Give all the lines below again, exactly, with no pictures.

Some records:
## Start

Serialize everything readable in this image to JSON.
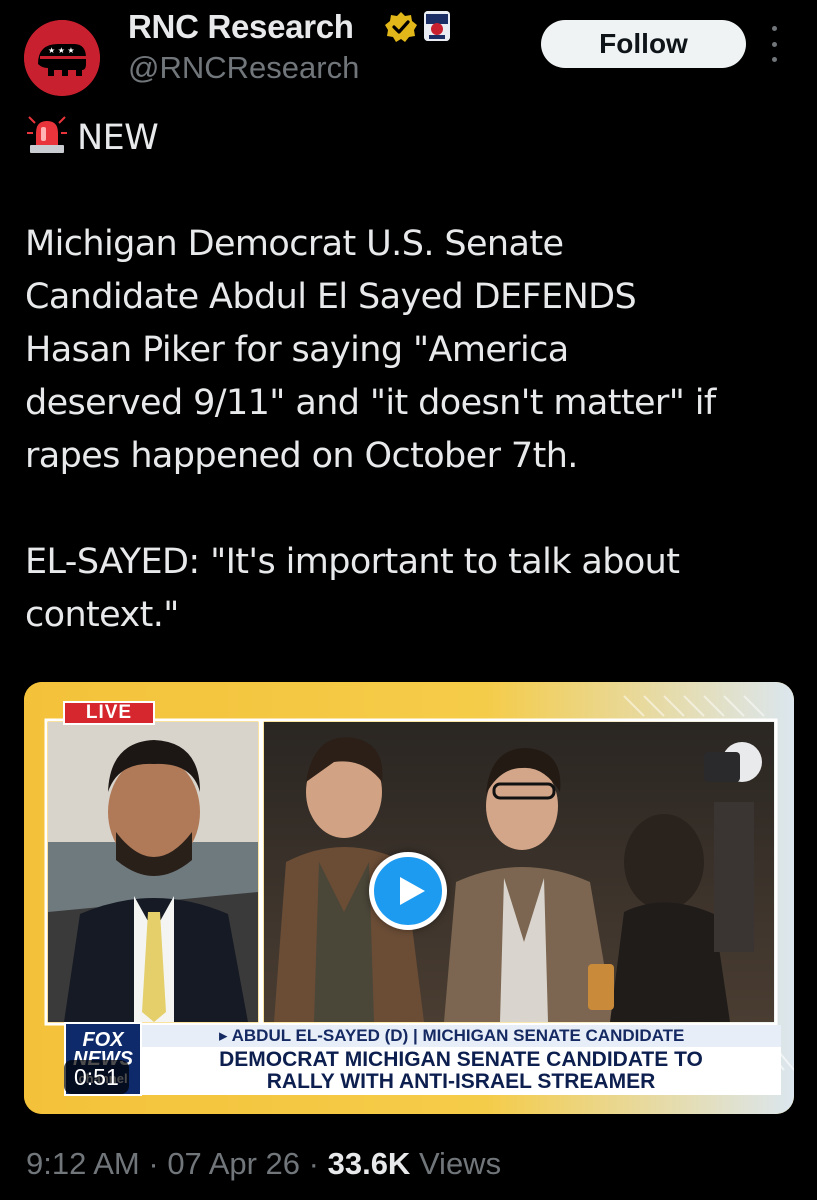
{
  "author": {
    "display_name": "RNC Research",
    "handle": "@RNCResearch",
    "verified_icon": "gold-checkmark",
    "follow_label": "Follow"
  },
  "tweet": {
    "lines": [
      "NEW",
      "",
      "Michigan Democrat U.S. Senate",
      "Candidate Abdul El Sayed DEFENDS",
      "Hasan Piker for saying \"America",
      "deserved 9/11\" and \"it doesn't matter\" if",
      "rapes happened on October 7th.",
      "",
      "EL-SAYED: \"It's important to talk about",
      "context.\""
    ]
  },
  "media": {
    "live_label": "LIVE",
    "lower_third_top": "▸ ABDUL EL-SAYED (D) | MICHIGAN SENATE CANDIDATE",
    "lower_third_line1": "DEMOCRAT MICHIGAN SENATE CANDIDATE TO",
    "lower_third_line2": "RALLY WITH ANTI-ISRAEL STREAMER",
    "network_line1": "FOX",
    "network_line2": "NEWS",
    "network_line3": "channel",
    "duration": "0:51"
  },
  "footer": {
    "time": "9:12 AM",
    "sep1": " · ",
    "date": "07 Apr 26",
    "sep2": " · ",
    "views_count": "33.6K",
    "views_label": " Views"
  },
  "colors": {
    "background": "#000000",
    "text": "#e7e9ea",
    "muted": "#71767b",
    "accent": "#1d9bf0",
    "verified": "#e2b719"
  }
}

## End

### [Written answer]
Serialize everything readable in this image to JSON.
{
  "author": {
    "display_name": "RNC Research",
    "handle": "@RNCResearch",
    "verified_icon": "gold-checkmark",
    "follow_label": "Follow"
  },
  "tweet": {
    "lines": [
      "NEW",
      "",
      "Michigan Democrat U.S. Senate",
      "Candidate Abdul El Sayed DEFENDS",
      "Hasan Piker for saying \"America",
      "deserved 9/11\" and \"it doesn't matter\" if",
      "rapes happened on October 7th.",
      "",
      "EL-SAYED: \"It's important to talk about",
      "context.\""
    ]
  },
  "media": {
    "live_label": "LIVE",
    "lower_third_top": "▸ ABDUL EL-SAYED (D) | MICHIGAN SENATE CANDIDATE",
    "lower_third_line1": "DEMOCRAT MICHIGAN SENATE CANDIDATE TO",
    "lower_third_line2": "RALLY WITH ANTI-ISRAEL STREAMER",
    "network_line1": "FOX",
    "network_line2": "NEWS",
    "network_line3": "channel",
    "duration": "0:51"
  },
  "footer": {
    "time": "9:12 AM",
    "sep1": " · ",
    "date": "07 Apr 26",
    "sep2": " · ",
    "views_count": "33.6K",
    "views_label": " Views"
  },
  "colors": {
    "background": "#000000",
    "text": "#e7e9ea",
    "muted": "#71767b",
    "accent": "#1d9bf0",
    "verified": "#e2b719"
  }
}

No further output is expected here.